Output all of the entries below precisely as written.

++++ PROVIDED RECORDS ++++

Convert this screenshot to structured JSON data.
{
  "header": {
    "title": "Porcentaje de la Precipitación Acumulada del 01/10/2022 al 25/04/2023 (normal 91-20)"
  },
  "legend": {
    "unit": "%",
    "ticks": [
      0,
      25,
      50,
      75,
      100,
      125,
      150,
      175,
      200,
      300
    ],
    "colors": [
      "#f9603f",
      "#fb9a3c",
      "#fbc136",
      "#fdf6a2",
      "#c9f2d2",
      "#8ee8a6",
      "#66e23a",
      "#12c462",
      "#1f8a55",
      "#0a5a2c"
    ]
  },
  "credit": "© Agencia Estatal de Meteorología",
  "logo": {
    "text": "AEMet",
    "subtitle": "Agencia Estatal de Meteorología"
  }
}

++++

FINAL RESULT ->
Convert this screenshot to structured JSON data.
{
  "header": {
    "title": "Porcentaje de la Precipitación Acumulada del 01/10/2022 al 25/04/2023 (normal 91-20)"
  },
  "legend": {
    "unit": "%",
    "ticks": [
      0,
      25,
      50,
      75,
      100,
      125,
      150,
      175,
      200,
      300
    ],
    "colors": [
      "#f9603f",
      "#fb9a3c",
      "#fbc136",
      "#fdf6a2",
      "#c9f2d2",
      "#8ee8a6",
      "#66e23a",
      "#12c462",
      "#1f8a55",
      "#0a5a2c"
    ]
  },
  "credit": "© Agencia Estatal de Meteorología",
  "logo": {
    "text": "AEMet",
    "subtitle": "Agencia Estatal de Meteorología"
  }
}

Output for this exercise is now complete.